* **INSTRUCTIONS FOR THE TASK**:
Without the pictures, write out all the lines below exactly as they appear.

[start GIVEN RECORDS]

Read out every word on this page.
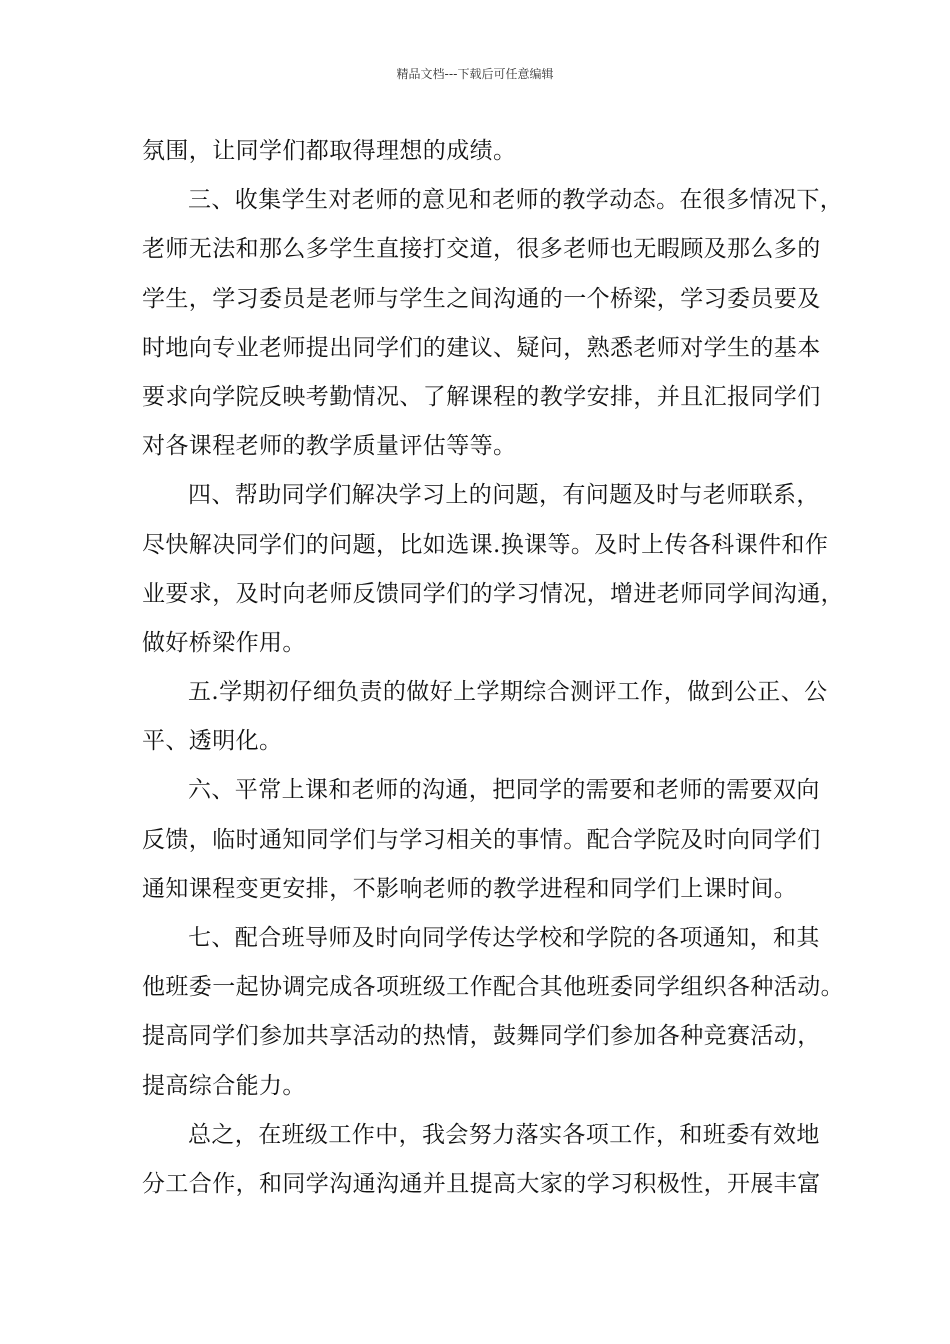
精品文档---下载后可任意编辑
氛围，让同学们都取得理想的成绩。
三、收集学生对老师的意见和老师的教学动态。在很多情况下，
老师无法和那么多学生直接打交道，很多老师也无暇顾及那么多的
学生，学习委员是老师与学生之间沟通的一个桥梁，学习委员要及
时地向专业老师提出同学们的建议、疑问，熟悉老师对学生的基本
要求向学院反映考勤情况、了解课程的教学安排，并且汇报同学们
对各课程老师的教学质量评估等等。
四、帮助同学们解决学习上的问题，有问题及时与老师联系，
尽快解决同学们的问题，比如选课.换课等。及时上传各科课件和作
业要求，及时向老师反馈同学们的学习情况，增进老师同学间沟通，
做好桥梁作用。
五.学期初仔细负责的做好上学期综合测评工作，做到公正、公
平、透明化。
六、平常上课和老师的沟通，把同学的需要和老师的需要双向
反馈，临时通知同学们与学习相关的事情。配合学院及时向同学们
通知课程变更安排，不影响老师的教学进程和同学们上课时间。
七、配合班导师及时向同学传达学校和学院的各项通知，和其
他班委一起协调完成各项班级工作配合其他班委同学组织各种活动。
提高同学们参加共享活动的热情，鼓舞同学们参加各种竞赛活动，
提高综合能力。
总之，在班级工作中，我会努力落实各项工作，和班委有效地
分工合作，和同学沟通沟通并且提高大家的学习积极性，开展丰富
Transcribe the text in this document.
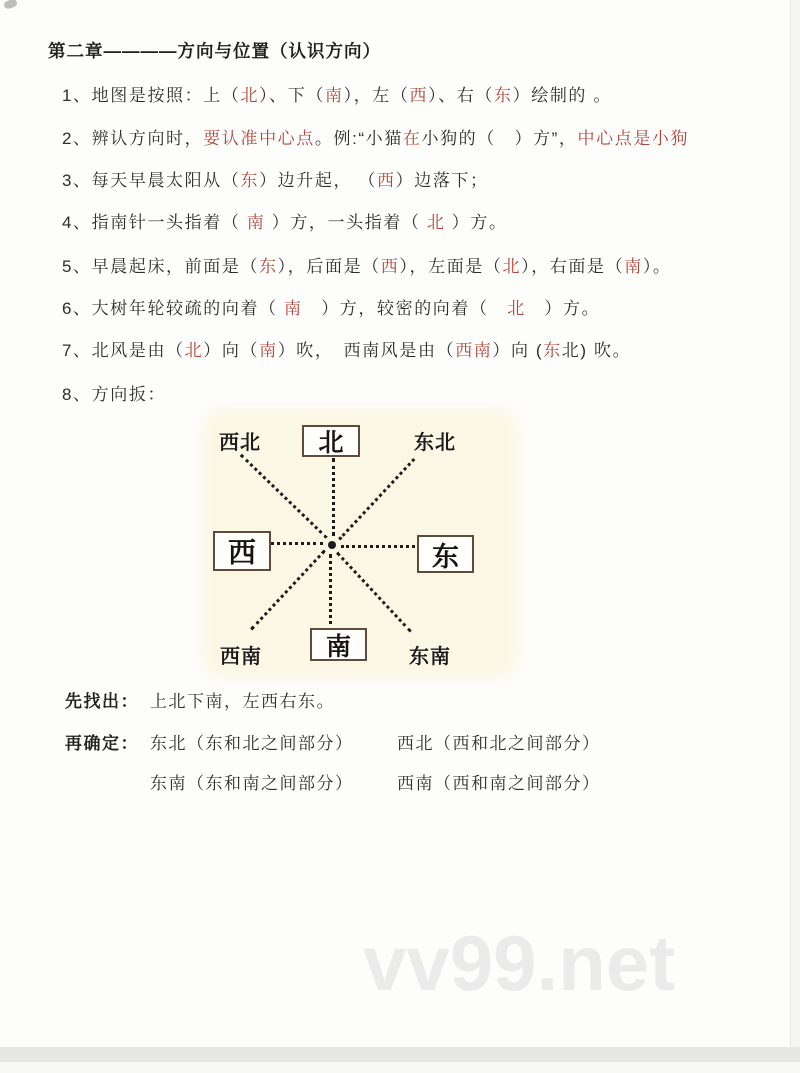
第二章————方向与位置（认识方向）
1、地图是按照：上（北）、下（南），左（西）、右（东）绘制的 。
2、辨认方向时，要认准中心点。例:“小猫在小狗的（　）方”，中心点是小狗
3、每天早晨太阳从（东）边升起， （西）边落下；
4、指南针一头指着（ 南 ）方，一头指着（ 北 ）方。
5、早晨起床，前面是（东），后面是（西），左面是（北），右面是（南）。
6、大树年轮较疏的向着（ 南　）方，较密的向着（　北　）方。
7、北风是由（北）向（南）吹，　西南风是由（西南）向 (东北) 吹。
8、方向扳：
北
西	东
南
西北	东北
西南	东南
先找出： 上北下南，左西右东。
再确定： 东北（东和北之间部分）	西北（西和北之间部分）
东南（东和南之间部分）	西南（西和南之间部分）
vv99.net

[end GIVEN RECORDS]

* **WORKED ANSWER**:
Read out every word on this page.
精品文档---下载后可任意编辑
氛围，让同学们都取得理想的成绩。
三、收集学生对老师的意见和老师的教学动态。在很多情况下，
老师无法和那么多学生直接打交道，很多老师也无暇顾及那么多的
学生，学习委员是老师与学生之间沟通的一个桥梁，学习委员要及
时地向专业老师提出同学们的建议、疑问，熟悉老师对学生的基本
要求向学院反映考勤情况、了解课程的教学安排，并且汇报同学们
对各课程老师的教学质量评估等等。
四、帮助同学们解决学习上的问题，有问题及时与老师联系，
尽快解决同学们的问题，比如选课.换课等。及时上传各科课件和作
业要求，及时向老师反馈同学们的学习情况，增进老师同学间沟通，
做好桥梁作用。
五.学期初仔细负责的做好上学期综合测评工作，做到公正、公
平、透明化。
六、平常上课和老师的沟通，把同学的需要和老师的需要双向
反馈，临时通知同学们与学习相关的事情。配合学院及时向同学们
通知课程变更安排，不影响老师的教学进程和同学们上课时间。
七、配合班导师及时向同学传达学校和学院的各项通知，和其
他班委一起协调完成各项班级工作配合其他班委同学组织各种活动。
提高同学们参加共享活动的热情，鼓舞同学们参加各种竞赛活动，
提高综合能力。
总之，在班级工作中，我会努力落实各项工作，和班委有效地
分工合作，和同学沟通沟通并且提高大家的学习积极性，开展丰富
Transcribe the text in this document.
第二章————方向与位置（认识方向）
1、地图是按照：上（北）、下（南），左（西）、右（东）绘制的 。
2、辨认方向时，要认准中心点。例:“小猫在小狗的（　）方”，中心点是小狗
3、每天早晨太阳从（东）边升起， （西）边落下；
4、指南针一头指着（ 南 ）方，一头指着（ 北 ）方。
5、早晨起床，前面是（东），后面是（西），左面是（北），右面是（南）。
6、大树年轮较疏的向着（ 南　）方，较密的向着（　北　）方。
7、北风是由（北）向（南）吹，　西南风是由（西南）向 (东北) 吹。
8、方向扳：
北
西	东
南
西北	东北
西南	东南
先找出： 上北下南，左西右东。
再确定： 东北（东和北之间部分）	西北（西和北之间部分）
东南（东和南之间部分）	西南（西和南之间部分）
vv99.net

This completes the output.